Records that describe figures
_ _ _ _

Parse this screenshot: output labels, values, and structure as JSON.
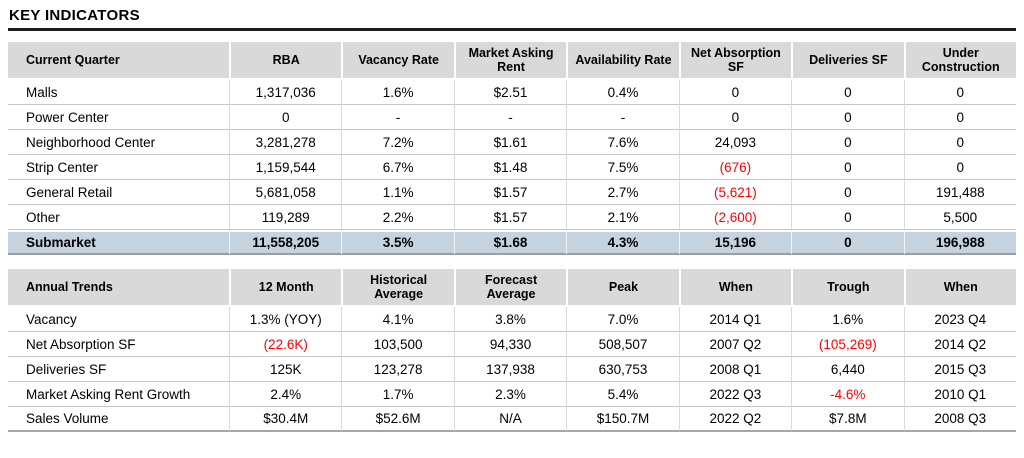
{
  "page": {
    "title": "KEY INDICATORS"
  },
  "colors": {
    "header_bg": "#d9d9d9",
    "highlight_bg": "#c5d3de",
    "negative": "#ff0000",
    "title_rule": "#1c1c1c"
  },
  "tables": [
    {
      "name": "current-quarter",
      "columns": [
        "Current Quarter",
        "RBA",
        "Vacancy Rate",
        "Market Asking Rent",
        "Availability Rate",
        "Net Absorption SF",
        "Deliveries SF",
        "Under Construction"
      ],
      "rows": [
        {
          "cells": [
            "Malls",
            "1,317,036",
            "1.6%",
            "$2.51",
            "0.4%",
            "0",
            "0",
            "0"
          ]
        },
        {
          "cells": [
            "Power Center",
            "0",
            "-",
            "-",
            "-",
            "0",
            "0",
            "0"
          ]
        },
        {
          "cells": [
            "Neighborhood Center",
            "3,281,278",
            "7.2%",
            "$1.61",
            "7.6%",
            "24,093",
            "0",
            "0"
          ]
        },
        {
          "cells": [
            "Strip Center",
            "1,159,544",
            "6.7%",
            "$1.48",
            "7.5%",
            {
              "v": "(676)",
              "neg": true
            },
            "0",
            "0"
          ]
        },
        {
          "cells": [
            "General Retail",
            "5,681,058",
            "1.1%",
            "$1.57",
            "2.7%",
            {
              "v": "(5,621)",
              "neg": true
            },
            "0",
            "191,488"
          ]
        },
        {
          "cells": [
            "Other",
            "119,289",
            "2.2%",
            "$1.57",
            "2.1%",
            {
              "v": "(2,600)",
              "neg": true
            },
            "0",
            "5,500"
          ]
        },
        {
          "cells": [
            "Submarket",
            "11,558,205",
            "3.5%",
            "$1.68",
            "4.3%",
            "15,196",
            "0",
            "196,988"
          ],
          "highlight": true
        }
      ]
    },
    {
      "name": "annual-trends",
      "columns": [
        "Annual Trends",
        "12 Month",
        "Historical Average",
        "Forecast Average",
        "Peak",
        "When",
        "Trough",
        "When"
      ],
      "rows": [
        {
          "cells": [
            "Vacancy",
            "1.3% (YOY)",
            "4.1%",
            "3.8%",
            "7.0%",
            "2014 Q1",
            "1.6%",
            "2023 Q4"
          ]
        },
        {
          "cells": [
            "Net Absorption SF",
            {
              "v": "(22.6K)",
              "neg": true
            },
            "103,500",
            "94,330",
            "508,507",
            "2007 Q2",
            {
              "v": "(105,269)",
              "neg": true
            },
            "2014 Q2"
          ]
        },
        {
          "cells": [
            "Deliveries SF",
            "125K",
            "123,278",
            "137,938",
            "630,753",
            "2008 Q1",
            "6,440",
            "2015 Q3"
          ]
        },
        {
          "cells": [
            "Market Asking Rent Growth",
            "2.4%",
            "1.7%",
            "2.3%",
            "5.4%",
            "2022 Q3",
            {
              "v": "-4.6%",
              "neg": true
            },
            "2010 Q1"
          ]
        },
        {
          "cells": [
            "Sales Volume",
            "$30.4M",
            "$52.6M",
            "N/A",
            "$150.7M",
            "2022 Q2",
            "$7.8M",
            "2008 Q3"
          ]
        }
      ]
    }
  ]
}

_ _ _ _

*PROBLEM TO WORK ON*. The answer is a single number, the count of lines in the records that contain the string "Average".

*RESPONSE TO THIS TASK*. 2